Dataset records
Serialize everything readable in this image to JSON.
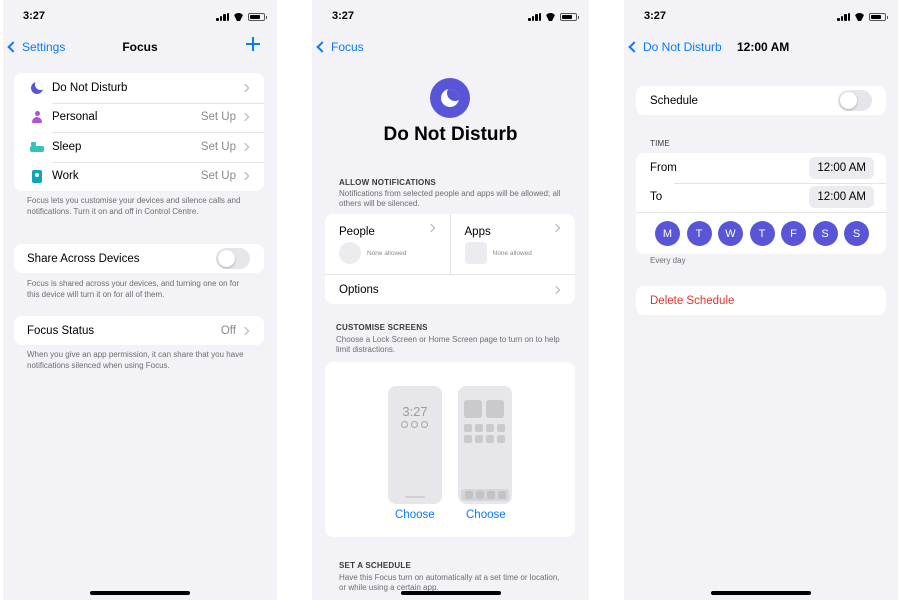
{
  "status_time": "3:27",
  "screen1": {
    "back_label": "Settings",
    "title": "Focus",
    "focus_modes": [
      {
        "icon": "moon-icon",
        "label": "Do Not Disturb",
        "value": ""
      },
      {
        "icon": "person-icon",
        "label": "Personal",
        "value": "Set Up"
      },
      {
        "icon": "bed-icon",
        "label": "Sleep",
        "value": "Set Up"
      },
      {
        "icon": "work-badge-icon",
        "label": "Work",
        "value": "Set Up"
      }
    ],
    "modes_footer": "Focus lets you customise your devices and silence calls and notifications. Turn it on and off in Control Centre.",
    "share_label": "Share Across Devices",
    "share_on": false,
    "share_footer": "Focus is shared across your devices, and turning one on for this device will turn it on for all of them.",
    "focus_status_label": "Focus Status",
    "focus_status_value": "Off",
    "status_footer": "When you give an app permission, it can share that you have notifications silenced when using Focus."
  },
  "screen2": {
    "back_label": "Focus",
    "title": "Do Not Disturb",
    "allow_header": "ALLOW NOTIFICATIONS",
    "allow_sub": "Notifications from selected people and apps will be allowed; all others will be silenced.",
    "people_label": "People",
    "people_value": "None allowed",
    "apps_label": "Apps",
    "apps_value": "None allowed",
    "options_label": "Options",
    "customise_header": "CUSTOMISE SCREENS",
    "customise_sub": "Choose a Lock Screen or Home Screen page to turn on to help limit distractions.",
    "lock_preview_time": "3:27",
    "choose_lock": "Choose",
    "choose_home": "Choose",
    "schedule_header": "SET A SCHEDULE",
    "schedule_sub": "Have this Focus turn on automatically at a set time or location, or while using a certain app."
  },
  "screen3": {
    "back_label": "Do Not Disturb",
    "title": "12:00 AM",
    "schedule_label": "Schedule",
    "schedule_on": false,
    "time_header": "TIME",
    "from_label": "From",
    "from_value": "12:00 AM",
    "to_label": "To",
    "to_value": "12:00 AM",
    "days": [
      "M",
      "T",
      "W",
      "T",
      "F",
      "S",
      "S"
    ],
    "days_footer": "Every day",
    "delete_label": "Delete Schedule"
  },
  "colors": {
    "accent": "#0a7aff",
    "dnd_purple": "#5856d6",
    "destructive": "#e0352b",
    "background": "#f2f2f7"
  }
}
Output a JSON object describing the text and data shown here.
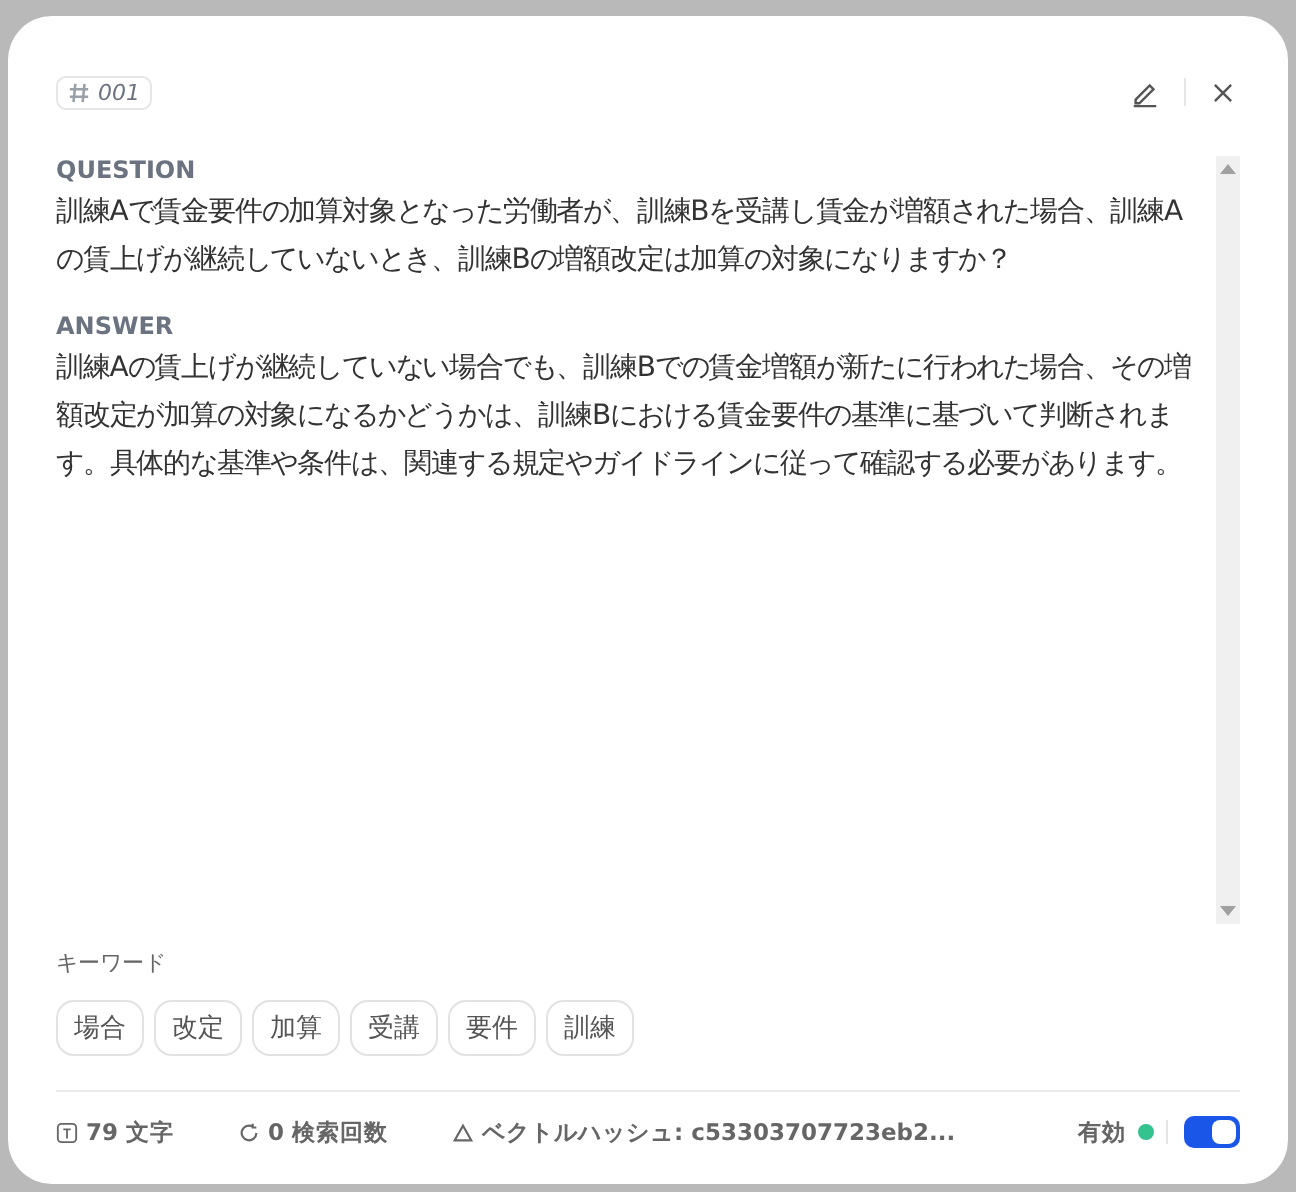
{
  "id_tag": "001",
  "question": {
    "label": "QUESTION",
    "text": "訓練Aで賃金要件の加算対象となった労働者が、訓練Bを受講し賃金が増額された場合、訓練Aの賃上げが継続していないとき、訓練Bの増額改定は加算の対象になりますか？"
  },
  "answer": {
    "label": "ANSWER",
    "text": "訓練Aの賃上げが継続していない場合でも、訓練Bでの賃金増額が新たに行われた場合、その増額改定が加算の対象になるかどうかは、訓練Bにおける賃金要件の基準に基づいて判断されます。具体的な基準や条件は、関連する規定やガイドラインに従って確認する必要があります。"
  },
  "keywords": {
    "label": "キーワード",
    "items": [
      "場合",
      "改定",
      "加算",
      "受講",
      "要件",
      "訓練"
    ]
  },
  "footer": {
    "char_count": "79 文字",
    "search_count": "0 検索回数",
    "vector_hash": "ベクトルハッシュ: c53303707723eb2...",
    "status_label": "有効",
    "enabled": true
  }
}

#### INSTRUCTIONS FOR THE TASK:
Leave the pictures out and output the rest of the listing exactly.

#### EXPECTED OUTPUT:
Serialize everything readable in this image to JSON.
{
  "status_time": "3:27",
  "screen1": {
    "back_label": "Settings",
    "title": "Focus",
    "focus_modes": [
      {
        "icon": "moon-icon",
        "label": "Do Not Disturb",
        "value": ""
      },
      {
        "icon": "person-icon",
        "label": "Personal",
        "value": "Set Up"
      },
      {
        "icon": "bed-icon",
        "label": "Sleep",
        "value": "Set Up"
      },
      {
        "icon": "work-badge-icon",
        "label": "Work",
        "value": "Set Up"
      }
    ],
    "modes_footer": "Focus lets you customise your devices and silence calls and notifications. Turn it on and off in Control Centre.",
    "share_label": "Share Across Devices",
    "share_on": false,
    "share_footer": "Focus is shared across your devices, and turning one on for this device will turn it on for all of them.",
    "focus_status_label": "Focus Status",
    "focus_status_value": "Off",
    "status_footer": "When you give an app permission, it can share that you have notifications silenced when using Focus."
  },
  "screen2": {
    "back_label": "Focus",
    "title": "Do Not Disturb",
    "allow_header": "ALLOW NOTIFICATIONS",
    "allow_sub": "Notifications from selected people and apps will be allowed; all others will be silenced.",
    "people_label": "People",
    "people_value": "None allowed",
    "apps_label": "Apps",
    "apps_value": "None allowed",
    "options_label": "Options",
    "customise_header": "CUSTOMISE SCREENS",
    "customise_sub": "Choose a Lock Screen or Home Screen page to turn on to help limit distractions.",
    "lock_preview_time": "3:27",
    "choose_lock": "Choose",
    "choose_home": "Choose",
    "schedule_header": "SET A SCHEDULE",
    "schedule_sub": "Have this Focus turn on automatically at a set time or location, or while using a certain app."
  },
  "screen3": {
    "back_label": "Do Not Disturb",
    "title": "12:00 AM",
    "schedule_label": "Schedule",
    "schedule_on": false,
    "time_header": "TIME",
    "from_label": "From",
    "from_value": "12:00 AM",
    "to_label": "To",
    "to_value": "12:00 AM",
    "days": [
      "M",
      "T",
      "W",
      "T",
      "F",
      "S",
      "S"
    ],
    "days_footer": "Every day",
    "delete_label": "Delete Schedule"
  },
  "colors": {
    "accent": "#0a7aff",
    "dnd_purple": "#5856d6",
    "destructive": "#e0352b",
    "background": "#f2f2f7"
  }
}
Output a JSON object describing the text and data shown here.
{
  "id_tag": "001",
  "question": {
    "label": "QUESTION",
    "text": "訓練Aで賃金要件の加算対象となった労働者が、訓練Bを受講し賃金が増額された場合、訓練Aの賃上げが継続していないとき、訓練Bの増額改定は加算の対象になりますか？"
  },
  "answer": {
    "label": "ANSWER",
    "text": "訓練Aの賃上げが継続していない場合でも、訓練Bでの賃金増額が新たに行われた場合、その増額改定が加算の対象になるかどうかは、訓練Bにおける賃金要件の基準に基づいて判断されます。具体的な基準や条件は、関連する規定やガイドラインに従って確認する必要があります。"
  },
  "keywords": {
    "label": "キーワード",
    "items": [
      "場合",
      "改定",
      "加算",
      "受講",
      "要件",
      "訓練"
    ]
  },
  "footer": {
    "char_count": "79 文字",
    "search_count": "0 検索回数",
    "vector_hash": "ベクトルハッシュ: c53303707723eb2...",
    "status_label": "有効",
    "enabled": true
  }
}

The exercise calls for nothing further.